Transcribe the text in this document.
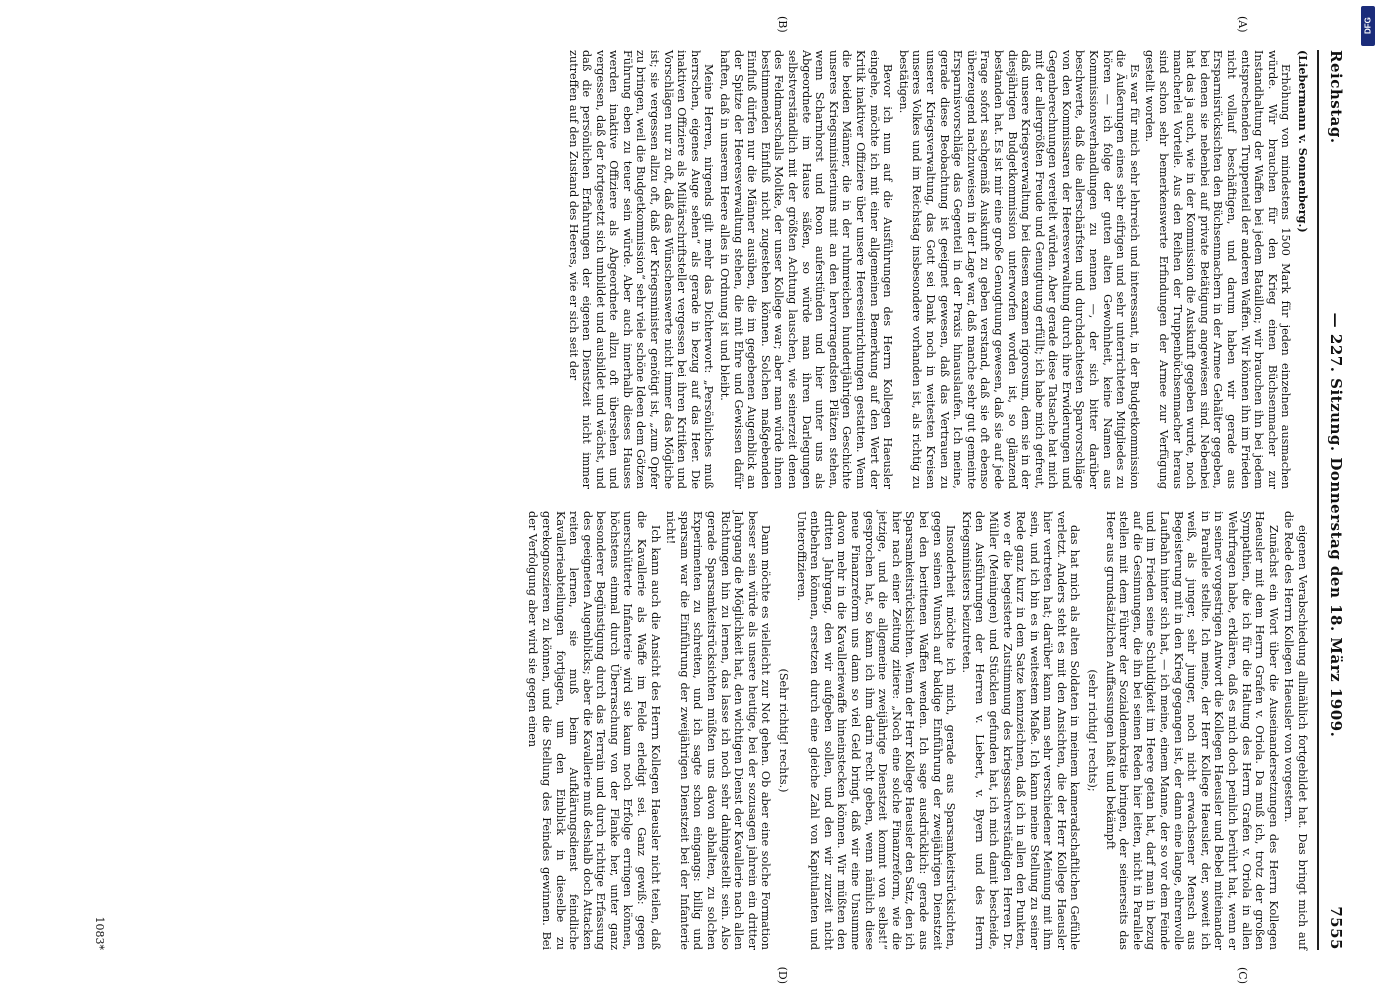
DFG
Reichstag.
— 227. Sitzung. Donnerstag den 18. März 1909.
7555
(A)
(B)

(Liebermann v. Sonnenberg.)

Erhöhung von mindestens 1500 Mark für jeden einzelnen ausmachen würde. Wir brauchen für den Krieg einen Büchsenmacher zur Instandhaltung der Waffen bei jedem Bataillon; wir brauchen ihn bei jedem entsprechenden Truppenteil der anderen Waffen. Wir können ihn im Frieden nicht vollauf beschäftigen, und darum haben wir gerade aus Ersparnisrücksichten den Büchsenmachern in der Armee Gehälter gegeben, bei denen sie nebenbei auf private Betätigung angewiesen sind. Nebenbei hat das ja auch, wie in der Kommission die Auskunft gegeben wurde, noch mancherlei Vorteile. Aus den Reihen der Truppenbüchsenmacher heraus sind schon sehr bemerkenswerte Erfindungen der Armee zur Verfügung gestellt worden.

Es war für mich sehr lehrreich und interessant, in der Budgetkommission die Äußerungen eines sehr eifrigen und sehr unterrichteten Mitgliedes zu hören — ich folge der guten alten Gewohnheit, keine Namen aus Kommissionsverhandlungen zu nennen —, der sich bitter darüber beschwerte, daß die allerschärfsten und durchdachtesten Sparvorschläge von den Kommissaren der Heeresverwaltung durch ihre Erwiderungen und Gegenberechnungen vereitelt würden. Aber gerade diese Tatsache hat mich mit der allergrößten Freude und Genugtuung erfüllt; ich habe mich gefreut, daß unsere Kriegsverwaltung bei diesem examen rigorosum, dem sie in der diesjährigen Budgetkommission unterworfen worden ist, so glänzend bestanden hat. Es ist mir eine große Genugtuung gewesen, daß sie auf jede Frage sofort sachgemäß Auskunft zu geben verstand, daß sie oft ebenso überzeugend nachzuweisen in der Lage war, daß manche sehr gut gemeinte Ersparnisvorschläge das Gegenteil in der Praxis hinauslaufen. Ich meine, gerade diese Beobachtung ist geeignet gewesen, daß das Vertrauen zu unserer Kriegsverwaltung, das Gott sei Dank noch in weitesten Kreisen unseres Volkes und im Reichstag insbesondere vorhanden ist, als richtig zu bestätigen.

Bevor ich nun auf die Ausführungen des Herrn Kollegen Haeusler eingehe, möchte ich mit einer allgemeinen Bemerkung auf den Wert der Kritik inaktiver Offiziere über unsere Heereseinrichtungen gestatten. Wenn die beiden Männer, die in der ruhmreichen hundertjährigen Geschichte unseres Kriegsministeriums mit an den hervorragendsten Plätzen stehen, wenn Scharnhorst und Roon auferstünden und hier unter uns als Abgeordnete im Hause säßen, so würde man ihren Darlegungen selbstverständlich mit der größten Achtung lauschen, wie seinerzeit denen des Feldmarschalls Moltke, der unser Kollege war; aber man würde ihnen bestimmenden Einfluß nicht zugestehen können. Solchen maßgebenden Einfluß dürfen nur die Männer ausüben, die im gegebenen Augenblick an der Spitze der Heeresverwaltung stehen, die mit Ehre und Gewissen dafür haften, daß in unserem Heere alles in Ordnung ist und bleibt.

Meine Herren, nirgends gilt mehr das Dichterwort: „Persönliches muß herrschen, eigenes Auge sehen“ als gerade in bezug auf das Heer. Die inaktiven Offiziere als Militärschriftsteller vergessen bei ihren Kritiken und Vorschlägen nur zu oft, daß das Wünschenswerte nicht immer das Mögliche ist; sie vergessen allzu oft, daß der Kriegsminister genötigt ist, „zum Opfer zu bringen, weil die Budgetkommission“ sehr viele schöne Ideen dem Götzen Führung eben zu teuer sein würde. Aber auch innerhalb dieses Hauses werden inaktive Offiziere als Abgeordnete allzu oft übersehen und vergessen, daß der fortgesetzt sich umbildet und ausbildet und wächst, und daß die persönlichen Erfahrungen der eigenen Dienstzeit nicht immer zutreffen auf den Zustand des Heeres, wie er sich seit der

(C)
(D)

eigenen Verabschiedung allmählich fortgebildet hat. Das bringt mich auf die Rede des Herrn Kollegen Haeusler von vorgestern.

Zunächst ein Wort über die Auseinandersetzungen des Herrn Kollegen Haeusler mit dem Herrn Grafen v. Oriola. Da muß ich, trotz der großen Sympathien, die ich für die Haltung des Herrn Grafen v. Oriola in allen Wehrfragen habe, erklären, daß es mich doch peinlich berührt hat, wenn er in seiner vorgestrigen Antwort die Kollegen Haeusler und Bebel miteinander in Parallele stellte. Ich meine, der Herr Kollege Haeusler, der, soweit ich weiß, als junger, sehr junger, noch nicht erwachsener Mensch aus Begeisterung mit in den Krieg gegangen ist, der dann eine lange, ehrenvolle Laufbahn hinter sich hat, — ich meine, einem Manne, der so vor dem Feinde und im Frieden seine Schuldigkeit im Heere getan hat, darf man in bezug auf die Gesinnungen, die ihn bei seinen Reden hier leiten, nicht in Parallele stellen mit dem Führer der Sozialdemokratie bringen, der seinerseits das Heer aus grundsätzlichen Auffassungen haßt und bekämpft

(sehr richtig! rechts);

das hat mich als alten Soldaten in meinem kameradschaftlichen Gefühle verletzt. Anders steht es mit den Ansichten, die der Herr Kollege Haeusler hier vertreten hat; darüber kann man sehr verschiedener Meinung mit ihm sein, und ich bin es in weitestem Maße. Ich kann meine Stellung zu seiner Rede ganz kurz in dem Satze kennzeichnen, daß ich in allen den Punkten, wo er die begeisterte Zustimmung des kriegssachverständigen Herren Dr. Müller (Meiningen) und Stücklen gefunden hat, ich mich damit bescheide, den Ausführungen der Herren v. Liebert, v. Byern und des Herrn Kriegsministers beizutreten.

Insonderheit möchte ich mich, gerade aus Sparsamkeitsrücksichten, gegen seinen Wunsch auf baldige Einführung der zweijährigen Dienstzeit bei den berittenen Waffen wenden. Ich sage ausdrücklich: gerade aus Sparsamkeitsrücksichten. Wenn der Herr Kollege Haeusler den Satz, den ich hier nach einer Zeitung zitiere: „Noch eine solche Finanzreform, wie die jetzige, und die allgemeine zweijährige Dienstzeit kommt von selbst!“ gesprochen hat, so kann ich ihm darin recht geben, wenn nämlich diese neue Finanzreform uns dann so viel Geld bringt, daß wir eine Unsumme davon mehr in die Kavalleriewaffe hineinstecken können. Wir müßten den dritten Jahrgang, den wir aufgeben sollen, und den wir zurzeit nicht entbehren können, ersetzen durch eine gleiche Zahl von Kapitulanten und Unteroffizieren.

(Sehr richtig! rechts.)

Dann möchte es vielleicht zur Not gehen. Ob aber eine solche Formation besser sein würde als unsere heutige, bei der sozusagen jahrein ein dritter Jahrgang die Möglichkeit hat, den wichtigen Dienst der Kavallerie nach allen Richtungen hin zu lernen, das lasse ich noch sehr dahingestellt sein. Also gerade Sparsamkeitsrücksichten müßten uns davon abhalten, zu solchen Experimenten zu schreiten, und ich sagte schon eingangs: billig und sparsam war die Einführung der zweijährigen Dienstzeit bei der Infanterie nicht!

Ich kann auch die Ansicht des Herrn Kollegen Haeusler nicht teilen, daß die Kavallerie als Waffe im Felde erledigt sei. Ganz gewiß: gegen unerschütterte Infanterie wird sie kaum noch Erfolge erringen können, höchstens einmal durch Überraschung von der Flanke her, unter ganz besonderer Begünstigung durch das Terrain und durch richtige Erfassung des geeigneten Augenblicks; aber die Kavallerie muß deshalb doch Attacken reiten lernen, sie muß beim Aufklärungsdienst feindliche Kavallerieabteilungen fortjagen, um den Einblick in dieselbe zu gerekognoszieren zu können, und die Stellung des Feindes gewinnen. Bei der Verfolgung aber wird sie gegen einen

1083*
+ + +
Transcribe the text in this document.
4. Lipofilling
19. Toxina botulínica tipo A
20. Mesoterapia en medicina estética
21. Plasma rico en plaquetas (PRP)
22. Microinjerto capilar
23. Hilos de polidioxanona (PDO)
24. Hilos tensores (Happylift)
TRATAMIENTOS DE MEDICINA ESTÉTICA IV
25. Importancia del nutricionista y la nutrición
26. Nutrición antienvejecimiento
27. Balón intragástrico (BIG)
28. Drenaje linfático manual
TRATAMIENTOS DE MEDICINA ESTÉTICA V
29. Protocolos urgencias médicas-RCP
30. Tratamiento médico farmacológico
+ + +
== Prompt ==
Look for the word "rechts" in every line of the listing and copy the lines that have it.

== Task response ==
(sehr richtig! rechts);
(Sehr richtig! rechts.)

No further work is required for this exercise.